Given records:

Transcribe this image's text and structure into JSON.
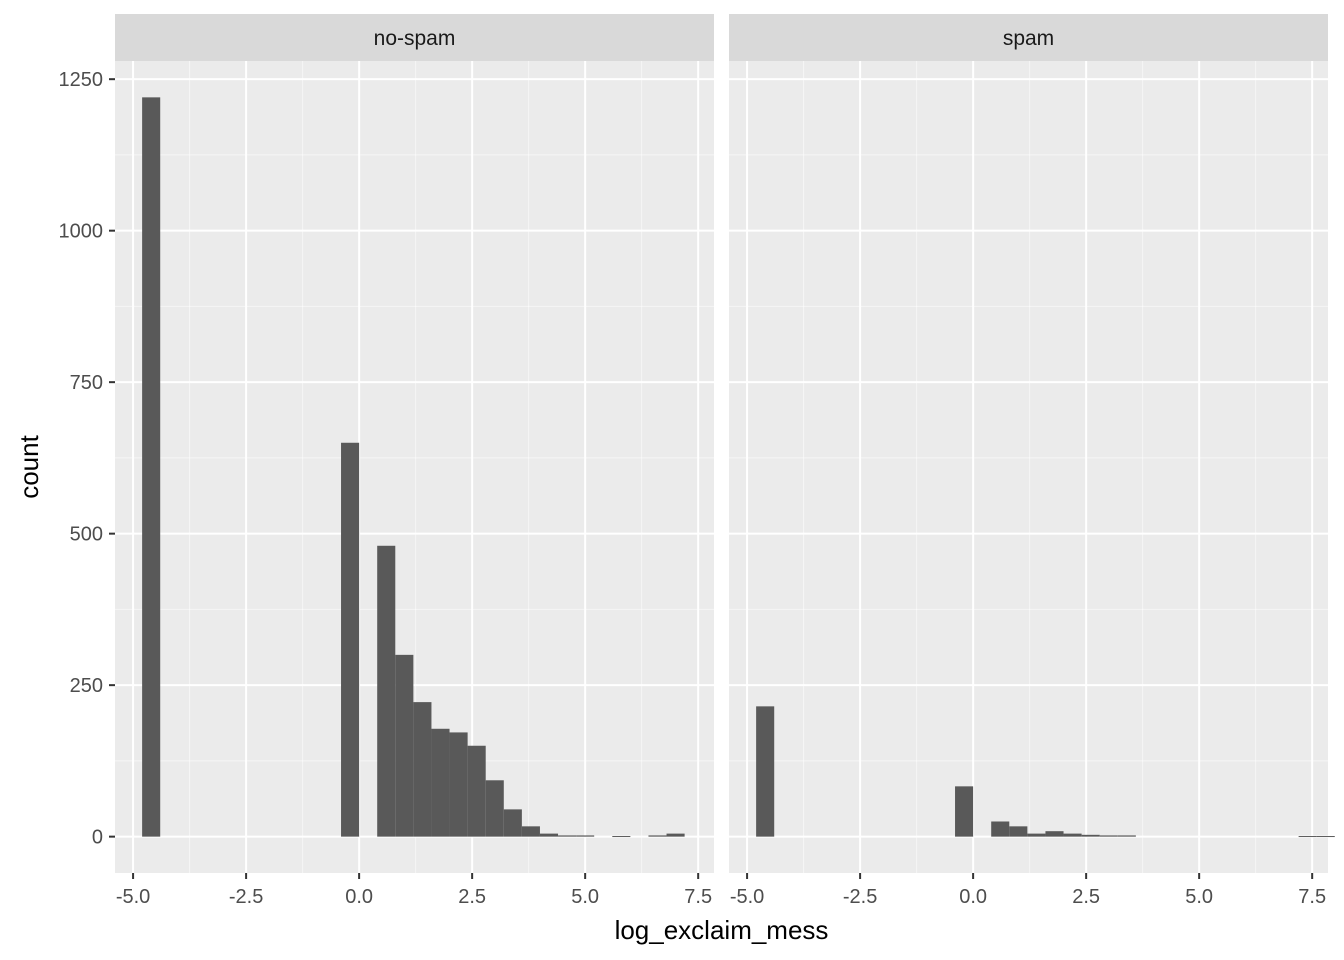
{
  "chart_data": {
    "type": "bar",
    "xlabel": "log_exclaim_mess",
    "ylabel": "count",
    "xlim": [
      -5.4,
      7.85
    ],
    "ylim": [
      -60,
      1280
    ],
    "x_ticks": [
      {
        "value": -5.0,
        "label": "-5.0"
      },
      {
        "value": -2.5,
        "label": "-2.5"
      },
      {
        "value": 0.0,
        "label": "0.0"
      },
      {
        "value": 2.5,
        "label": "2.5"
      },
      {
        "value": 5.0,
        "label": "5.0"
      },
      {
        "value": 7.5,
        "label": "7.5"
      }
    ],
    "y_ticks": [
      {
        "value": 0,
        "label": "0"
      },
      {
        "value": 250,
        "label": "250"
      },
      {
        "value": 500,
        "label": "500"
      },
      {
        "value": 750,
        "label": "750"
      },
      {
        "value": 1000,
        "label": "1000"
      },
      {
        "value": 1250,
        "label": "1250"
      }
    ],
    "grid": true,
    "bin_width": 0.4,
    "bin_start": -4.8,
    "colors": {
      "bar": "#595959",
      "panel_bg": "#ebebeb",
      "grid_major": "#ffffff",
      "strip_bg": "#d9d9d9",
      "tick": "#333333"
    },
    "panels": [
      {
        "strip_label": "no-spam",
        "counts": [
          1220,
          0,
          0,
          0,
          0,
          0,
          0,
          0,
          0,
          0,
          0,
          650,
          0,
          480,
          300,
          222,
          178,
          172,
          150,
          93,
          45,
          17,
          5,
          2,
          2,
          0,
          1,
          0,
          2,
          5
        ]
      },
      {
        "strip_label": "spam",
        "counts": [
          215,
          0,
          0,
          0,
          0,
          0,
          0,
          0,
          0,
          0,
          0,
          83,
          0,
          25,
          17,
          5,
          9,
          5,
          3,
          2,
          2,
          0,
          0,
          0,
          0,
          0,
          0,
          0,
          0,
          0,
          1,
          1
        ]
      }
    ]
  }
}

Description of the task: Leave the images out and output the remaining material exactly as it stands.

Exercise output:
Transcribe this image's text and structure into JSON.
{
  "chart_data": {
    "type": "bar",
    "xlabel": "log_exclaim_mess",
    "ylabel": "count",
    "xlim": [
      -5.4,
      7.85
    ],
    "ylim": [
      -60,
      1280
    ],
    "x_ticks": [
      {
        "value": -5.0,
        "label": "-5.0"
      },
      {
        "value": -2.5,
        "label": "-2.5"
      },
      {
        "value": 0.0,
        "label": "0.0"
      },
      {
        "value": 2.5,
        "label": "2.5"
      },
      {
        "value": 5.0,
        "label": "5.0"
      },
      {
        "value": 7.5,
        "label": "7.5"
      }
    ],
    "y_ticks": [
      {
        "value": 0,
        "label": "0"
      },
      {
        "value": 250,
        "label": "250"
      },
      {
        "value": 500,
        "label": "500"
      },
      {
        "value": 750,
        "label": "750"
      },
      {
        "value": 1000,
        "label": "1000"
      },
      {
        "value": 1250,
        "label": "1250"
      }
    ],
    "grid": true,
    "bin_width": 0.4,
    "bin_start": -4.8,
    "colors": {
      "bar": "#595959",
      "panel_bg": "#ebebeb",
      "grid_major": "#ffffff",
      "strip_bg": "#d9d9d9",
      "tick": "#333333"
    },
    "panels": [
      {
        "strip_label": "no-spam",
        "counts": [
          1220,
          0,
          0,
          0,
          0,
          0,
          0,
          0,
          0,
          0,
          0,
          650,
          0,
          480,
          300,
          222,
          178,
          172,
          150,
          93,
          45,
          17,
          5,
          2,
          2,
          0,
          1,
          0,
          2,
          5
        ]
      },
      {
        "strip_label": "spam",
        "counts": [
          215,
          0,
          0,
          0,
          0,
          0,
          0,
          0,
          0,
          0,
          0,
          83,
          0,
          25,
          17,
          5,
          9,
          5,
          3,
          2,
          2,
          0,
          0,
          0,
          0,
          0,
          0,
          0,
          0,
          0,
          1,
          1
        ]
      }
    ]
  }
}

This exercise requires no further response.